Stored data:
+ + +

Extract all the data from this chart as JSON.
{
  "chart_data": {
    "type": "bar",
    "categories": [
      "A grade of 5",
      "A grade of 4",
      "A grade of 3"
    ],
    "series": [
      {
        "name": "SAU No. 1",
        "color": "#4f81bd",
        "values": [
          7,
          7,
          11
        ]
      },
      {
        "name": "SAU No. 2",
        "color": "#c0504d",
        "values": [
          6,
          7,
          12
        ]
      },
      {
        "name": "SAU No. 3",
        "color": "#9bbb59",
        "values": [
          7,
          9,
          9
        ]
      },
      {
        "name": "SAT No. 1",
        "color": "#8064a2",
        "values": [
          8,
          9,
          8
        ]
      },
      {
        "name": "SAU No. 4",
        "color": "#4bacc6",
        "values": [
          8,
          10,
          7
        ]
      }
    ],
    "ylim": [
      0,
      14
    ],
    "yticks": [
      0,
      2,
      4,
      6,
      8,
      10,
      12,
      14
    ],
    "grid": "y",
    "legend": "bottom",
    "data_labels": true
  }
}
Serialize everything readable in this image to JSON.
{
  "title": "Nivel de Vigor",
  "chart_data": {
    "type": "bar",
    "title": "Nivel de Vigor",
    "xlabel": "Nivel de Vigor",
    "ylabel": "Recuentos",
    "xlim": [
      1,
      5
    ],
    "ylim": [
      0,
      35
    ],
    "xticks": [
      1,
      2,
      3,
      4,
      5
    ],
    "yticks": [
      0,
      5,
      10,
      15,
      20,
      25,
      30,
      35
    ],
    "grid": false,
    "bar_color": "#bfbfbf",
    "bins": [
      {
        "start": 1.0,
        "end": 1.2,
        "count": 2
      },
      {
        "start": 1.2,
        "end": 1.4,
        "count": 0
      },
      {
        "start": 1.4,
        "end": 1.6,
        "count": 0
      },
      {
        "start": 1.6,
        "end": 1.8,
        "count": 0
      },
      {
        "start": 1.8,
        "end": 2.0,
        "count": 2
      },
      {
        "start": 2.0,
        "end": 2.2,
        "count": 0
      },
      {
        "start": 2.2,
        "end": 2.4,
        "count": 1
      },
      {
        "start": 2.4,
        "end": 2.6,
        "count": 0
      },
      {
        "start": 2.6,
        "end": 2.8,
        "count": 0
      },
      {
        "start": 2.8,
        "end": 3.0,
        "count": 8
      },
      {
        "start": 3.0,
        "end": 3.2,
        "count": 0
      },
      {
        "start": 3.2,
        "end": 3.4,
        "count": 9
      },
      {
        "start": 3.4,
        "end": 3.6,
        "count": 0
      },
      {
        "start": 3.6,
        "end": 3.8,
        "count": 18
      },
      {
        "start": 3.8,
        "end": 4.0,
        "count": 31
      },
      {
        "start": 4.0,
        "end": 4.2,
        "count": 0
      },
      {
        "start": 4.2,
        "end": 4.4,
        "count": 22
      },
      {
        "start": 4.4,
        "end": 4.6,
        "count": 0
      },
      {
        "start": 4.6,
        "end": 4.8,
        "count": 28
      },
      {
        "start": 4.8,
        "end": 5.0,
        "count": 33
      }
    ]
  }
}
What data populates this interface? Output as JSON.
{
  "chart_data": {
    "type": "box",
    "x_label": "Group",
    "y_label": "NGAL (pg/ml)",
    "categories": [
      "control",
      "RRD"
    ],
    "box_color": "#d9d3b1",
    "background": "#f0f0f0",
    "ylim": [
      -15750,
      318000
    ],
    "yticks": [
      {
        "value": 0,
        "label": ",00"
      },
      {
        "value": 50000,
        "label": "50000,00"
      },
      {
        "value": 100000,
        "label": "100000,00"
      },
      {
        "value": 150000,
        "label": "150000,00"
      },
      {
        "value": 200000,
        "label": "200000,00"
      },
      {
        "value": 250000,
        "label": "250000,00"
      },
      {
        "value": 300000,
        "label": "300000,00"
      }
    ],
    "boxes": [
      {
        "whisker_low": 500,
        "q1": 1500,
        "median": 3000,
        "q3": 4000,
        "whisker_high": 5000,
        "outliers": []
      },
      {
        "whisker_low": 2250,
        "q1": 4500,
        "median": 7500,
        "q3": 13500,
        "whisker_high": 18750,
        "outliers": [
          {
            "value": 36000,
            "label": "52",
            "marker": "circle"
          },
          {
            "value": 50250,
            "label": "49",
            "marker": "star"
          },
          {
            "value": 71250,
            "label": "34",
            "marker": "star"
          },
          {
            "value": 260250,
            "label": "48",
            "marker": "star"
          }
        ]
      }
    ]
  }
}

+ + +

Work to do: Please give back all of the records exactly as written.

Task result:
Extract all the data from this chart as JSON.
{
  "chart_data": {
    "type": "bar",
    "categories": [
      "A grade of 5",
      "A grade of 4",
      "A grade of 3"
    ],
    "series": [
      {
        "name": "SAU No. 1",
        "color": "#4f81bd",
        "values": [
          7,
          7,
          11
        ]
      },
      {
        "name": "SAU No. 2",
        "color": "#c0504d",
        "values": [
          6,
          7,
          12
        ]
      },
      {
        "name": "SAU No. 3",
        "color": "#9bbb59",
        "values": [
          7,
          9,
          9
        ]
      },
      {
        "name": "SAT No. 1",
        "color": "#8064a2",
        "values": [
          8,
          9,
          8
        ]
      },
      {
        "name": "SAU No. 4",
        "color": "#4bacc6",
        "values": [
          8,
          10,
          7
        ]
      }
    ],
    "ylim": [
      0,
      14
    ],
    "yticks": [
      0,
      2,
      4,
      6,
      8,
      10,
      12,
      14
    ],
    "grid": "y",
    "legend": "bottom",
    "data_labels": true
  }
}
Serialize everything readable in this image to JSON.
{
  "title": "Nivel de Vigor",
  "chart_data": {
    "type": "bar",
    "title": "Nivel de Vigor",
    "xlabel": "Nivel de Vigor",
    "ylabel": "Recuentos",
    "xlim": [
      1,
      5
    ],
    "ylim": [
      0,
      35
    ],
    "xticks": [
      1,
      2,
      3,
      4,
      5
    ],
    "yticks": [
      0,
      5,
      10,
      15,
      20,
      25,
      30,
      35
    ],
    "grid": false,
    "bar_color": "#bfbfbf",
    "bins": [
      {
        "start": 1.0,
        "end": 1.2,
        "count": 2
      },
      {
        "start": 1.2,
        "end": 1.4,
        "count": 0
      },
      {
        "start": 1.4,
        "end": 1.6,
        "count": 0
      },
      {
        "start": 1.6,
        "end": 1.8,
        "count": 0
      },
      {
        "start": 1.8,
        "end": 2.0,
        "count": 2
      },
      {
        "start": 2.0,
        "end": 2.2,
        "count": 0
      },
      {
        "start": 2.2,
        "end": 2.4,
        "count": 1
      },
      {
        "start": 2.4,
        "end": 2.6,
        "count": 0
      },
      {
        "start": 2.6,
        "end": 2.8,
        "count": 0
      },
      {
        "start": 2.8,
        "end": 3.0,
        "count": 8
      },
      {
        "start": 3.0,
        "end": 3.2,
        "count": 0
      },
      {
        "start": 3.2,
        "end": 3.4,
        "count": 9
      },
      {
        "start": 3.4,
        "end": 3.6,
        "count": 0
      },
      {
        "start": 3.6,
        "end": 3.8,
        "count": 18
      },
      {
        "start": 3.8,
        "end": 4.0,
        "count": 31
      },
      {
        "start": 4.0,
        "end": 4.2,
        "count": 0
      },
      {
        "start": 4.2,
        "end": 4.4,
        "count": 22
      },
      {
        "start": 4.4,
        "end": 4.6,
        "count": 0
      },
      {
        "start": 4.6,
        "end": 4.8,
        "count": 28
      },
      {
        "start": 4.8,
        "end": 5.0,
        "count": 33
      }
    ]
  }
}
What data populates this interface? Output as JSON.
{
  "chart_data": {
    "type": "box",
    "x_label": "Group",
    "y_label": "NGAL (pg/ml)",
    "categories": [
      "control",
      "RRD"
    ],
    "box_color": "#d9d3b1",
    "background": "#f0f0f0",
    "ylim": [
      -15750,
      318000
    ],
    "yticks": [
      {
        "value": 0,
        "label": ",00"
      },
      {
        "value": 50000,
        "label": "50000,00"
      },
      {
        "value": 100000,
        "label": "100000,00"
      },
      {
        "value": 150000,
        "label": "150000,00"
      },
      {
        "value": 200000,
        "label": "200000,00"
      },
      {
        "value": 250000,
        "label": "250000,00"
      },
      {
        "value": 300000,
        "label": "300000,00"
      }
    ],
    "boxes": [
      {
        "whisker_low": 500,
        "q1": 1500,
        "median": 3000,
        "q3": 4000,
        "whisker_high": 5000,
        "outliers": []
      },
      {
        "whisker_low": 2250,
        "q1": 4500,
        "median": 7500,
        "q3": 13500,
        "whisker_high": 18750,
        "outliers": [
          {
            "value": 36000,
            "label": "52",
            "marker": "circle"
          },
          {
            "value": 50250,
            "label": "49",
            "marker": "star"
          },
          {
            "value": 71250,
            "label": "34",
            "marker": "star"
          },
          {
            "value": 260250,
            "label": "48",
            "marker": "star"
          }
        ]
      }
    ]
  }
}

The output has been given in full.